[START OF MATERIAL TO PROCESS]

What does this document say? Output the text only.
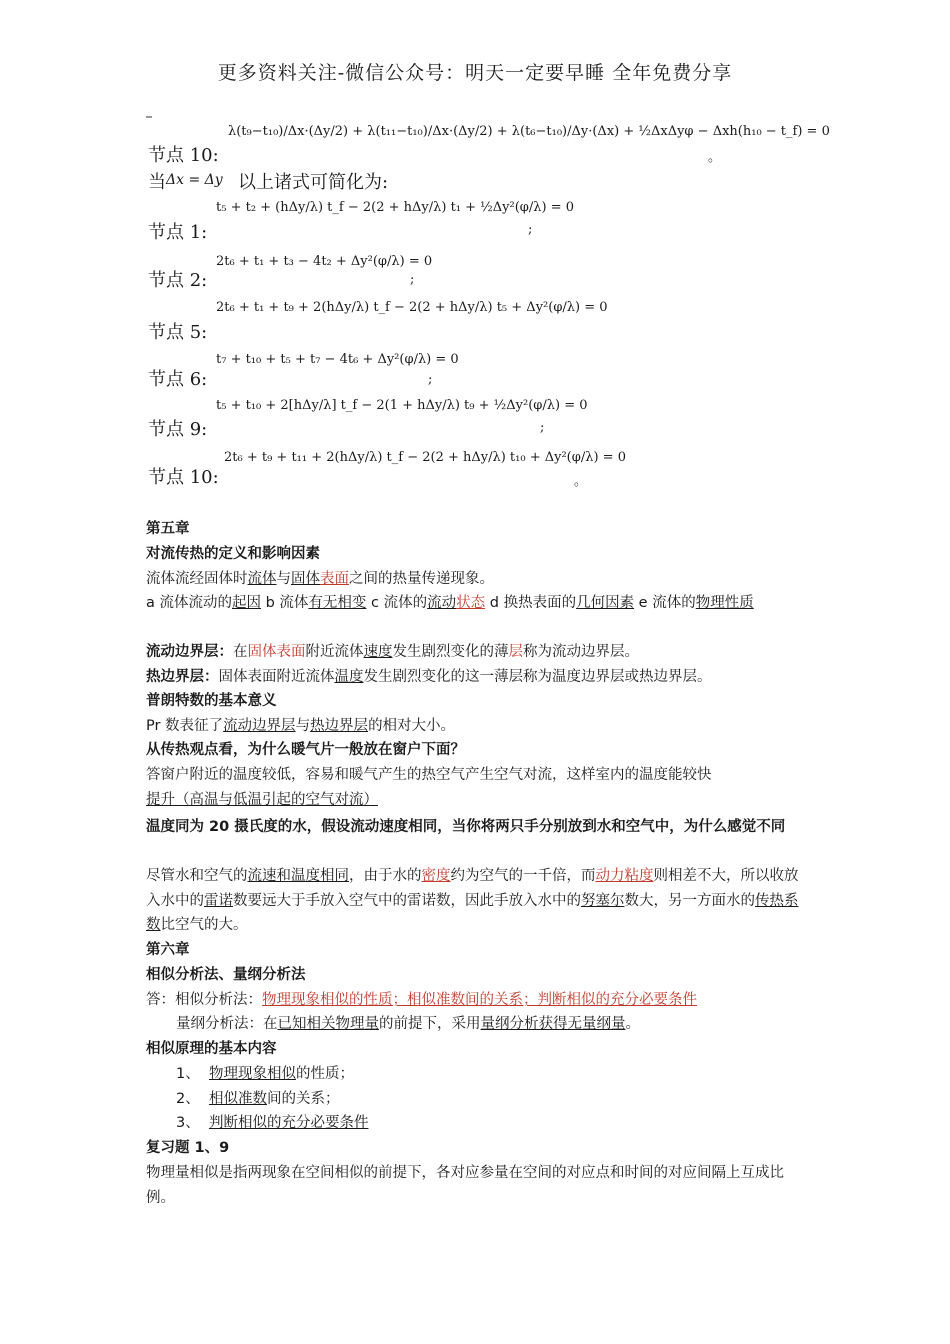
更多资料关注-微信公众号：明天一定要早睡 全年免费分享
节点 10:
λ(t₉−t₁₀)/Δx·(Δy/2) + λ(t₁₁−t₁₀)/Δx·(Δy/2) + λ(t₆−t₁₀)/Δy·(Δx) + ½ΔxΔyφ − Δxh(h₁₀ − t_f) = 0
。
当 Δx = Δy 以上诸式可简化为:
节点 1:
t₅ + t₂ + (hΔy/λ) t_f − 2(2 + hΔy/λ) t₁ + ½Δy²(φ/λ) = 0
;
节点 2:
2t₆ + t₁ + t₃ − 4t₂ + Δy²(φ/λ) = 0
;
节点 5:
2t₆ + t₁ + t₉ + 2(hΔy/λ) t_f − 2(2 + hΔy/λ) t₅ + Δy²(φ/λ) = 0
节点 6:
t₇ + t₁₀ + t₅ + t₇ − 4t₆ + Δy²(φ/λ) = 0
;
节点 9:
t₅ + t₁₀ + 2[hΔy/λ] t_f − 2(1 + hΔy/λ) t₉ + ½Δy²(φ/λ) = 0
;
节点 10:
2t₆ + t₉ + t₁₁ + 2(hΔy/λ) t_f − 2(2 + hΔy/λ) t₁₀ + Δy²(φ/λ) = 0
。
第五章
对流传热的定义和影响因素
流体流经固体时流体与固体表面之间的热量传递现象。
a 流体流动的起因 b 流体有无相变 c 流体的流动状态 d 换热表面的几何因素 e 流体的物理性质
流动边界层：在固体表面附近流体速度发生剧烈变化的薄层称为流动边界层。
热边界层：固体表面附近流体温度发生剧烈变化的这一薄层称为温度边界层或热边界层。
普朗特数的基本意义
Pr 数表征了流动边界层与热边界层的相对大小。
从传热观点看，为什么暖气片一般放在窗户下面？
答窗户附近的温度较低，容易和暖气产生的热空气产生空气对流，这样室内的温度能较快
提升（高温与低温引起的空气对流）
温度同为 20 摄氏度的水，假设流动速度相同，当你将两只手分别放到水和空气中，为什么感觉不同
尽管水和空气的流速和温度相同，由于水的密度约为空气的一千倍，而动力粘度则相差不大，所以收放入水中的雷诺数要远大于手放入空气中的雷诺数，因此手放入水中的努塞尔数大，另一方面水的传热系数比空气的大。
第六章
相似分析法、量纲分析法
答：相似分析法：物理现象相似的性质；相似准数间的关系；判断相似的充分必要条件
量纲分析法：在已知相关物理量的前提下，采用量纲分析获得无量纲量。
相似原理的基本内容
1、 物理现象相似的性质；
2、 相似准数间的关系；
3、 判断相似的充分必要条件
复习题 1、9
物理量相似是指两现象在空间相似的前提下，各对应参量在空间的对应点和时间的对应间隔上互成比例。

[END OF MATERIAL TO PROCESS]

▶ [TASK INSTRUCTIONS]: Provide the count, and nothing else, of lines in the data above where the word "½Δy²" occurs.

▶ [THE SOLUTION]: 2